Records provided ▸
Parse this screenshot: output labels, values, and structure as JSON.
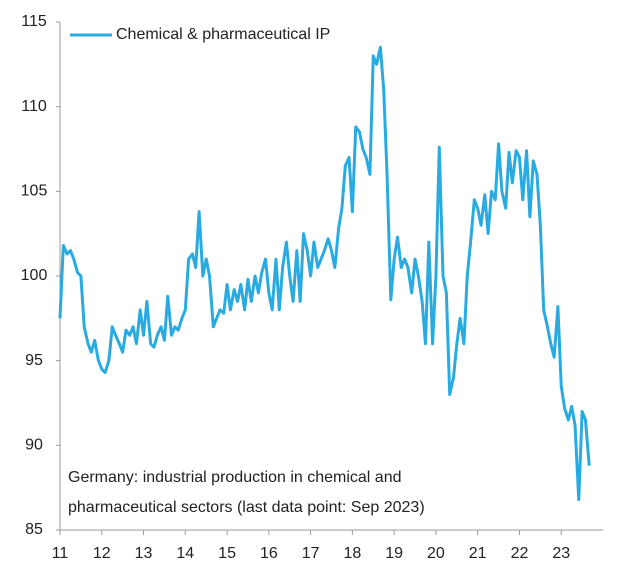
{
  "chart_data": {
    "type": "line",
    "series": [
      {
        "name": "Chemical & pharmaceutical IP",
        "color": "#29abe2",
        "values": [
          97.5,
          101.8,
          101.3,
          101.5,
          101,
          100.2,
          100,
          97,
          96,
          95.5,
          96.2,
          95,
          94.5,
          94.3,
          95,
          97,
          96.5,
          96,
          95.5,
          96.8,
          96.5,
          97,
          96,
          98,
          96.5,
          98.5,
          96,
          95.8,
          96.5,
          97,
          96.2,
          98.8,
          96.5,
          97,
          96.8,
          97.5,
          98,
          101,
          101.3,
          100.5,
          103.8,
          100,
          101,
          100,
          97,
          97.5,
          98,
          97.8,
          99.5,
          98,
          99.2,
          98.5,
          99.5,
          98,
          99.8,
          98.5,
          100,
          99,
          100.2,
          101,
          99,
          98,
          101,
          98,
          100.5,
          102,
          100,
          98.5,
          101.5,
          98.5,
          102.5,
          101.5,
          100,
          102,
          100.5,
          101,
          101.5,
          102.2,
          101.5,
          100.5,
          102.8,
          104,
          106.5,
          107,
          103.8,
          108.8,
          108.5,
          107.5,
          107,
          106,
          113,
          112.5,
          113.5,
          111,
          106,
          98.6,
          101,
          102.3,
          100.5,
          101,
          100.5,
          99,
          101,
          100,
          98.5,
          96,
          102,
          96,
          100,
          107.6,
          100,
          99,
          93,
          94,
          96,
          97.5,
          96,
          100,
          102,
          104.5,
          104,
          103,
          104.8,
          102.5,
          105,
          104.5,
          107.8,
          105,
          104,
          107.3,
          105.5,
          107.4,
          107,
          104.5,
          107.4,
          103.5,
          106.8,
          106,
          103,
          98,
          97,
          96,
          95.2,
          98.2,
          93.5,
          92.2,
          91.5,
          92.3,
          91.2,
          86.8,
          92,
          91.5,
          88.8
        ]
      }
    ],
    "x": [
      2011,
      2011.08,
      2011.17,
      2011.25,
      2011.33,
      2011.42,
      2011.5,
      2011.58,
      2011.67,
      2011.75,
      2011.83,
      2011.92,
      2012,
      2012.08,
      2012.17,
      2012.25,
      2012.33,
      2012.42,
      2012.5,
      2012.58,
      2012.67,
      2012.75,
      2012.83,
      2012.92,
      2013,
      2013.08,
      2013.17,
      2013.25,
      2013.33,
      2013.42,
      2013.5,
      2013.58,
      2013.67,
      2013.75,
      2013.83,
      2013.92,
      2014,
      2014.08,
      2014.17,
      2014.25,
      2014.33,
      2014.42,
      2014.5,
      2014.58,
      2014.67,
      2014.75,
      2014.83,
      2014.92,
      2015,
      2015.08,
      2015.17,
      2015.25,
      2015.33,
      2015.42,
      2015.5,
      2015.58,
      2015.67,
      2015.75,
      2015.83,
      2015.92,
      2016,
      2016.08,
      2016.17,
      2016.25,
      2016.33,
      2016.42,
      2016.5,
      2016.58,
      2016.67,
      2016.75,
      2016.83,
      2016.92,
      2017,
      2017.08,
      2017.17,
      2017.25,
      2017.33,
      2017.42,
      2017.5,
      2017.58,
      2017.67,
      2017.75,
      2017.83,
      2017.92,
      2018,
      2018.08,
      2018.17,
      2018.25,
      2018.33,
      2018.42,
      2018.5,
      2018.58,
      2018.67,
      2018.75,
      2018.83,
      2018.92,
      2019,
      2019.08,
      2019.17,
      2019.25,
      2019.33,
      2019.42,
      2019.5,
      2019.58,
      2019.67,
      2019.75,
      2019.83,
      2019.92,
      2020,
      2020.08,
      2020.17,
      2020.25,
      2020.33,
      2020.42,
      2020.5,
      2020.58,
      2020.67,
      2020.75,
      2020.83,
      2020.92,
      2021,
      2021.08,
      2021.17,
      2021.25,
      2021.33,
      2021.42,
      2021.5,
      2021.58,
      2021.67,
      2021.75,
      2021.83,
      2021.92,
      2022,
      2022.08,
      2022.17,
      2022.25,
      2022.33,
      2022.42,
      2022.5,
      2022.58,
      2022.67,
      2022.75,
      2022.83,
      2022.92,
      2023,
      2023.08,
      2023.17,
      2023.25,
      2023.33,
      2023.42,
      2023.5,
      2023.58,
      2023.67
    ],
    "xlim": [
      2011,
      2024
    ],
    "xticks": [
      {
        "value": 2011,
        "label": "11"
      },
      {
        "value": 2012,
        "label": "12"
      },
      {
        "value": 2013,
        "label": "13"
      },
      {
        "value": 2014,
        "label": "14"
      },
      {
        "value": 2015,
        "label": "15"
      },
      {
        "value": 2016,
        "label": "16"
      },
      {
        "value": 2017,
        "label": "17"
      },
      {
        "value": 2018,
        "label": "18"
      },
      {
        "value": 2019,
        "label": "19"
      },
      {
        "value": 2020,
        "label": "20"
      },
      {
        "value": 2021,
        "label": "21"
      },
      {
        "value": 2022,
        "label": "22"
      },
      {
        "value": 2023,
        "label": "23"
      }
    ],
    "ylim": [
      85,
      115
    ],
    "yticks": [
      85,
      90,
      95,
      100,
      105,
      110,
      115
    ],
    "grid": false,
    "legend": "top-left",
    "annotation": [
      "Germany: industrial production in chemical and",
      "pharmaceutical sectors (last data point: Sep 2023)"
    ]
  }
}
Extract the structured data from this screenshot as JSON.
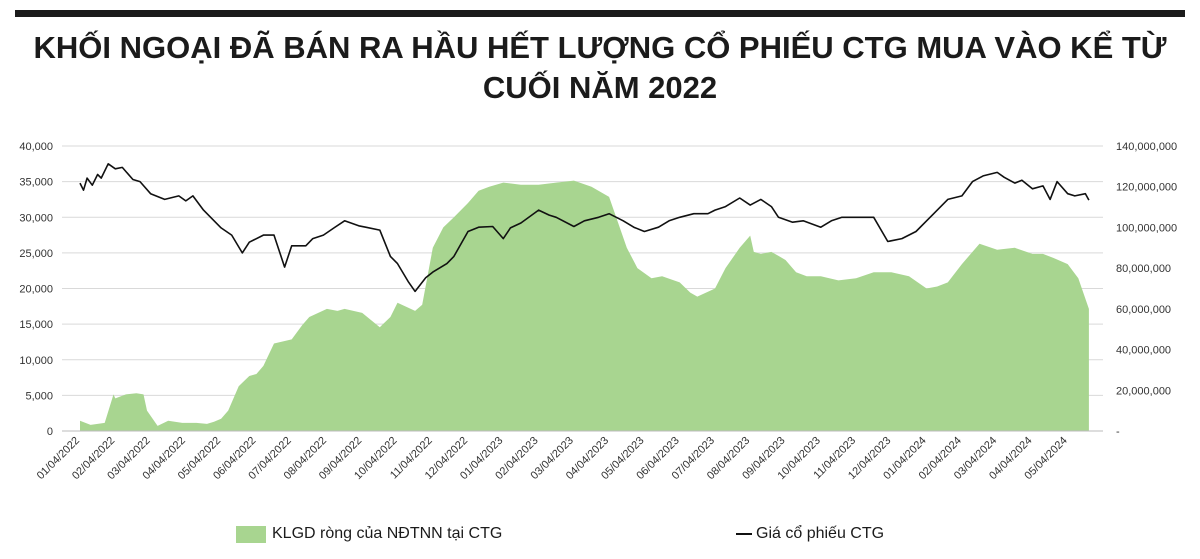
{
  "title": "KHỐI NGOẠI ĐÃ BÁN RA HẦU HẾT LƯỢNG CỔ PHIẾU CTG MUA VÀO KỂ TỪ CUỐI NĂM 2022",
  "chart_data": {
    "type": "area",
    "title": "KHỐI NGOẠI ĐÃ BÁN RA HẦU HẾT LƯỢNG CỔ PHIẾU CTG MUA VÀO KỂ TỪ CUỐI NĂM 2022",
    "x_labels": [
      "01/04/2022",
      "02/04/2022",
      "03/04/2022",
      "04/04/2022",
      "05/04/2022",
      "06/04/2022",
      "07/04/2022",
      "08/04/2022",
      "09/04/2022",
      "10/04/2022",
      "11/04/2022",
      "12/04/2022",
      "01/04/2023",
      "02/04/2023",
      "03/04/2023",
      "04/04/2023",
      "05/04/2023",
      "06/04/2023",
      "07/04/2023",
      "08/04/2023",
      "09/04/2023",
      "10/04/2023",
      "11/04/2023",
      "12/04/2023",
      "01/04/2024",
      "02/04/2024",
      "03/04/2024",
      "04/04/2024",
      "05/04/2024"
    ],
    "y_left": {
      "ticks": [
        "0",
        "5,000",
        "10,000",
        "15,000",
        "20,000",
        "25,000",
        "30,000",
        "35,000",
        "40,000"
      ],
      "min": 0,
      "max": 40000
    },
    "y_right": {
      "ticks": [
        "-",
        "20,000,000",
        "40,000,000",
        "60,000,000",
        "80,000,000",
        "100,000,000",
        "120,000,000",
        "140,000,000"
      ],
      "min": 0,
      "max": 140000000
    },
    "grid": true,
    "legend_position": "bottom",
    "series": [
      {
        "name": "KLGD ròng của NĐTNN tại CTG",
        "type": "area",
        "axis": "right",
        "color": "#a8d590",
        "x": [
          0,
          0.3,
          0.7,
          0.95,
          1.0,
          1.3,
          1.6,
          1.8,
          1.9,
          2.2,
          2.5,
          2.9,
          3.3,
          3.6,
          3.8,
          4.0,
          4.2,
          4.5,
          4.8,
          5.0,
          5.2,
          5.5,
          6.0,
          6.3,
          6.5,
          7.0,
          7.3,
          7.5,
          8.0,
          8.5,
          8.8,
          9.0,
          9.5,
          9.7,
          10.0,
          10.3,
          10.6,
          11.0,
          11.3,
          11.6,
          12.0,
          12.5,
          13.0,
          13.5,
          14.0,
          14.5,
          15.0,
          15.5,
          15.8,
          16.2,
          16.5,
          17.0,
          17.3,
          17.5,
          18.0,
          18.3,
          18.7,
          19.0,
          19.1,
          19.3,
          19.6,
          19.8,
          20.0,
          20.3,
          20.6,
          21.0,
          21.5,
          22.0,
          22.5,
          23.0,
          23.5,
          24.0,
          24.3,
          24.6,
          25.0,
          25.5,
          26.0,
          26.5,
          27.0,
          27.3,
          27.6,
          28.0,
          28.3,
          28.6
        ],
        "values": [
          5000000,
          3000000,
          4000000,
          18000000,
          16000000,
          18000000,
          18500000,
          18000000,
          10000000,
          2500000,
          5000000,
          4000000,
          4000000,
          3500000,
          4500000,
          6000000,
          10000000,
          22000000,
          27000000,
          28000000,
          32000000,
          43000000,
          45000000,
          52000000,
          56000000,
          60000000,
          59000000,
          60000000,
          58000000,
          51000000,
          56000000,
          63000000,
          59000000,
          62000000,
          90000000,
          100000000,
          105000000,
          112000000,
          118000000,
          120000000,
          122000000,
          121000000,
          121000000,
          122000000,
          123000000,
          120000000,
          115000000,
          90000000,
          80000000,
          75000000,
          76000000,
          73000000,
          68000000,
          66000000,
          70000000,
          80000000,
          90000000,
          96000000,
          88000000,
          87000000,
          88000000,
          86000000,
          84000000,
          78000000,
          76000000,
          76000000,
          74000000,
          75000000,
          78000000,
          78000000,
          76000000,
          70000000,
          71000000,
          73000000,
          82000000,
          92000000,
          89000000,
          90000000,
          87000000,
          87000000,
          85000000,
          82000000,
          75000000,
          60000000
        ]
      },
      {
        "name": "Giá cổ phiếu CTG",
        "type": "line",
        "axis": "left",
        "color": "#111111",
        "x": [
          0,
          0.1,
          0.2,
          0.35,
          0.5,
          0.6,
          0.8,
          1.0,
          1.2,
          1.5,
          1.7,
          2.0,
          2.4,
          2.8,
          3.0,
          3.2,
          3.5,
          4.0,
          4.3,
          4.6,
          4.8,
          5.2,
          5.5,
          5.8,
          6.0,
          6.4,
          6.6,
          6.9,
          7.2,
          7.5,
          7.9,
          8.1,
          8.5,
          8.8,
          9.0,
          9.3,
          9.5,
          9.8,
          10.0,
          10.4,
          10.6,
          11.0,
          11.3,
          11.7,
          12.0,
          12.2,
          12.5,
          13.0,
          13.3,
          13.5,
          14.0,
          14.3,
          14.7,
          15.0,
          15.4,
          15.7,
          16.0,
          16.4,
          16.7,
          17.0,
          17.4,
          17.8,
          18.0,
          18.3,
          18.7,
          19.0,
          19.3,
          19.6,
          19.8,
          20.2,
          20.5,
          21.0,
          21.3,
          21.6,
          22.0,
          22.5,
          22.9,
          23.3,
          23.7,
          24.0,
          24.2,
          24.6,
          25.0,
          25.3,
          25.6,
          26.0,
          26.2,
          26.5,
          26.7,
          27.0,
          27.3,
          27.5,
          27.7,
          28.0,
          28.2,
          28.5,
          28.6
        ],
        "values": [
          34800,
          33800,
          35500,
          34500,
          36000,
          35500,
          37500,
          36800,
          37000,
          35300,
          35000,
          33300,
          32500,
          33000,
          32300,
          33000,
          31000,
          28500,
          27500,
          25000,
          26500,
          27500,
          27500,
          23000,
          26000,
          26000,
          27000,
          27500,
          28500,
          29500,
          28800,
          28600,
          28200,
          24500,
          23500,
          21000,
          19600,
          21500,
          22300,
          23500,
          24500,
          28000,
          28600,
          28700,
          27000,
          28500,
          29200,
          31000,
          30300,
          30000,
          28700,
          29500,
          30000,
          30500,
          29500,
          28600,
          28000,
          28600,
          29500,
          30000,
          30500,
          30500,
          31000,
          31500,
          32700,
          31700,
          32500,
          31500,
          30000,
          29300,
          29500,
          28600,
          29500,
          30000,
          30000,
          30000,
          26600,
          27000,
          28000,
          29500,
          30500,
          32500,
          33000,
          35000,
          35800,
          36300,
          35600,
          34800,
          35200,
          34000,
          34400,
          32500,
          35000,
          33300,
          33000,
          33300,
          32400
        ]
      }
    ]
  },
  "legend": {
    "area_label": "KLGD ròng của NĐTNN tại CTG",
    "line_label": "Giá cổ phiếu CTG"
  }
}
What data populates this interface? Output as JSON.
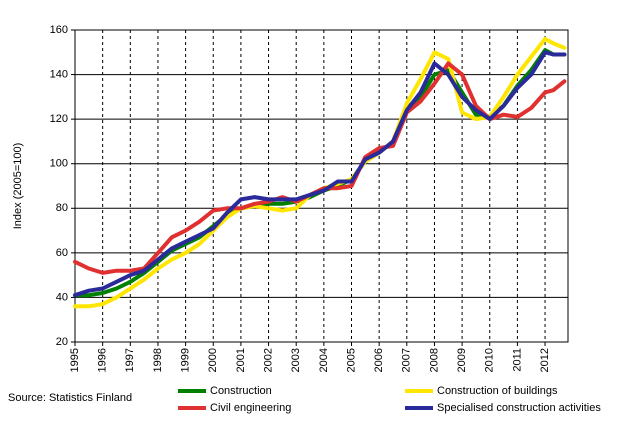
{
  "chart_data": {
    "type": "line",
    "y_label": "Index (2005=100)",
    "source": "Source: Statistics Finland",
    "x": [
      1995,
      1995.5,
      1996,
      1996.5,
      1997,
      1997.5,
      1998,
      1998.5,
      1999,
      1999.5,
      2000,
      2000.5,
      2001,
      2001.5,
      2002,
      2002.5,
      2003,
      2003.5,
      2004,
      2004.5,
      2005,
      2005.5,
      2006,
      2006.5,
      2007,
      2007.5,
      2008,
      2008.5,
      2009,
      2009.5,
      2010,
      2010.5,
      2011,
      2011.5,
      2012,
      2012.3,
      2012.7
    ],
    "xlim": [
      1995,
      2012.83
    ],
    "xticks": [
      1995,
      1996,
      1997,
      1998,
      1999,
      2000,
      2001,
      2002,
      2003,
      2004,
      2005,
      2006,
      2007,
      2008,
      2009,
      2010,
      2011,
      2012
    ],
    "ylim": [
      20,
      160
    ],
    "yticks": [
      20,
      40,
      60,
      80,
      100,
      120,
      140,
      160
    ],
    "grid": true,
    "series": [
      {
        "name": "Construction",
        "color": "#008000",
        "values": [
          41,
          41,
          42,
          44,
          47,
          51,
          56,
          61,
          64,
          67,
          72,
          77,
          80,
          81,
          82,
          82,
          83,
          85,
          88,
          90,
          93,
          101,
          105,
          110,
          125,
          130,
          140,
          142,
          132,
          122,
          121,
          126,
          135,
          142,
          151,
          149,
          149
        ]
      },
      {
        "name": "Construction of buildings",
        "color": "#ffe600",
        "values": [
          36,
          36,
          37,
          40,
          44,
          48,
          53,
          57,
          60,
          64,
          70,
          76,
          80,
          81,
          80,
          79,
          80,
          86,
          89,
          91,
          93,
          101,
          105,
          110,
          127,
          138,
          150,
          147,
          123,
          120,
          121,
          130,
          140,
          148,
          156,
          154,
          152
        ]
      },
      {
        "name": "Civil engineering",
        "color": "#e03030",
        "values": [
          56,
          53,
          51,
          52,
          52,
          53,
          60,
          67,
          70,
          74,
          79,
          80,
          80,
          82,
          83,
          85,
          83,
          86,
          89,
          89,
          90,
          103,
          107,
          108,
          123,
          128,
          136,
          145,
          140,
          126,
          120,
          122,
          121,
          125,
          132,
          133,
          137
        ]
      },
      {
        "name": "Specialised construction activities",
        "color": "#2a2a9a",
        "values": [
          41,
          43,
          44,
          47,
          50,
          52,
          57,
          62,
          65,
          68,
          71,
          78,
          84,
          85,
          84,
          84,
          84,
          86,
          88,
          92,
          92,
          102,
          105,
          110,
          124,
          132,
          145,
          140,
          130,
          124,
          120,
          126,
          134,
          140,
          150,
          149,
          149
        ]
      }
    ]
  }
}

Task objective ▸ Pick out all lines containing the string "KHỐI".

Exercise output ▸
  "title": "KHỐI NGOẠI ĐÃ BÁN RA HẦU HẾT LƯỢNG CỔ PHIẾU CTG MUA VÀO KỂ TỪ CUỐI NĂM 2022",
    "title": "KHỐI NGOẠI ĐÃ BÁN RA HẦU HẾT LƯỢNG CỔ PHIẾU CTG MUA VÀO KỂ TỪ CUỐI NĂM 2022",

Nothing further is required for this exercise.